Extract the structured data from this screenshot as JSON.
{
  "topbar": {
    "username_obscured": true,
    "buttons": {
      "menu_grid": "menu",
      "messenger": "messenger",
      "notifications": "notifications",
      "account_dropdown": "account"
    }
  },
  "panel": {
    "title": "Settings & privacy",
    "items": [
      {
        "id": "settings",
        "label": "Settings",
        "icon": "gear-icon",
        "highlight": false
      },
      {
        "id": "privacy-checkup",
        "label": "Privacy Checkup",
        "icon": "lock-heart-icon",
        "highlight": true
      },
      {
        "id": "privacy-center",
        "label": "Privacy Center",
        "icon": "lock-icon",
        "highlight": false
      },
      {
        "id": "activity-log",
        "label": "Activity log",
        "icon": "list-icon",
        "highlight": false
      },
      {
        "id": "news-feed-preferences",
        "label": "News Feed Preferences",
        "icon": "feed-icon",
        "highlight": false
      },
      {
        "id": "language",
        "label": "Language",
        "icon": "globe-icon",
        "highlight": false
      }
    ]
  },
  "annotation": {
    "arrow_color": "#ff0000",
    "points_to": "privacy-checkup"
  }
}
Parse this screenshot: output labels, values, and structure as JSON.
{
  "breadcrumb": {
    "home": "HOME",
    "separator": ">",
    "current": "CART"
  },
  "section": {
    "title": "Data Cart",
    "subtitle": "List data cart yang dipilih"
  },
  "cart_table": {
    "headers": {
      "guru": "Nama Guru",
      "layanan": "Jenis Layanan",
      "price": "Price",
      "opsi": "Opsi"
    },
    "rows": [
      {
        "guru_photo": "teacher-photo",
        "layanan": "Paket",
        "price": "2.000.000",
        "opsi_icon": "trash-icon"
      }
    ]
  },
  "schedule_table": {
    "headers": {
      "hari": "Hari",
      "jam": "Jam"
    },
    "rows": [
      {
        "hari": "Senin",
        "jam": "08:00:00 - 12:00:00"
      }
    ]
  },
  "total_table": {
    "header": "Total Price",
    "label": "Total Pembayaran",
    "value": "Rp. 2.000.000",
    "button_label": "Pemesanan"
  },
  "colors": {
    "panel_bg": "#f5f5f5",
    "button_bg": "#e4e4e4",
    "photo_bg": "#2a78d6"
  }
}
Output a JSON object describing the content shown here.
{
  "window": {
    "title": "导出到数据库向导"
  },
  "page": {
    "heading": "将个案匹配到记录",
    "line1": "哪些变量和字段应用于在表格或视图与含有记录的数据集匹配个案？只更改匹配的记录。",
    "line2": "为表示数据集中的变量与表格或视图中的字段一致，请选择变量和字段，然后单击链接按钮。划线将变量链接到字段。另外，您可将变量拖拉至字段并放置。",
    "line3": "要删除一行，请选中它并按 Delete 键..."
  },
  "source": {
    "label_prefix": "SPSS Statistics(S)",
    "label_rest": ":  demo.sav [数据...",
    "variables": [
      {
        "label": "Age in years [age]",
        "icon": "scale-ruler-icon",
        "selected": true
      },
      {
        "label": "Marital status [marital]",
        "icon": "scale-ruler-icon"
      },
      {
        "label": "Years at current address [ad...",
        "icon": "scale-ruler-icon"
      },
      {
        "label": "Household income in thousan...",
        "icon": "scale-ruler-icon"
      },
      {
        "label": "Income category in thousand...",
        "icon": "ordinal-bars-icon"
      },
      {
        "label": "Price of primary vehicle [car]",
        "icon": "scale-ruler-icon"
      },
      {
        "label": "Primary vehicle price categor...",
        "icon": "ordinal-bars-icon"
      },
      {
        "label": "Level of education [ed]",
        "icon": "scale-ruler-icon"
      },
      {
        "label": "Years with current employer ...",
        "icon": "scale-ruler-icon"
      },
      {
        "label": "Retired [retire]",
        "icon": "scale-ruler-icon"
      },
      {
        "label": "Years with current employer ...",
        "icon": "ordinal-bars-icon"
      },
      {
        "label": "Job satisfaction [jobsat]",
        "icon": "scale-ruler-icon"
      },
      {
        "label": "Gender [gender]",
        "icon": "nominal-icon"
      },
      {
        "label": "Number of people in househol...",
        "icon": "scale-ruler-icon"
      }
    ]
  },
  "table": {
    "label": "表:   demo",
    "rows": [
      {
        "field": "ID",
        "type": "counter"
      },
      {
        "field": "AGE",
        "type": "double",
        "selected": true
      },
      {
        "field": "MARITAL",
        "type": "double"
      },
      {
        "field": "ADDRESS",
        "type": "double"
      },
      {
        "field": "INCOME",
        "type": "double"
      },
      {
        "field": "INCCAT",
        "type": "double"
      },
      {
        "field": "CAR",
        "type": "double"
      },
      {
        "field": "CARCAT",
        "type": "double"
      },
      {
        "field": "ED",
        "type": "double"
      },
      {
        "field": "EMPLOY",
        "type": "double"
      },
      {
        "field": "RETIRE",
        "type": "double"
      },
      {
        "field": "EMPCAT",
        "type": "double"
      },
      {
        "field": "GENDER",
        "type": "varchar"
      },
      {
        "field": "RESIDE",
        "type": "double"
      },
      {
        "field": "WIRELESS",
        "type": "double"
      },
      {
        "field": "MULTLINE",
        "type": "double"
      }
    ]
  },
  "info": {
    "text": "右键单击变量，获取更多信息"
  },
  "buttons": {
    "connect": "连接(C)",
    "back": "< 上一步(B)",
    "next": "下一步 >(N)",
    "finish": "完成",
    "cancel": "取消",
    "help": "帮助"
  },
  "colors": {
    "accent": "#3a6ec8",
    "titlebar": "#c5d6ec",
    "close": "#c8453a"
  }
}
● ● ●
→ **Aim of the task**
Reproduce each line from the records that contains the word "current".

→ **Written answer**
    "current": "CART"
        "label": "Years at current address [ad...",
        "label": "Years with current employer ...",
        "label": "Years with current employer ...",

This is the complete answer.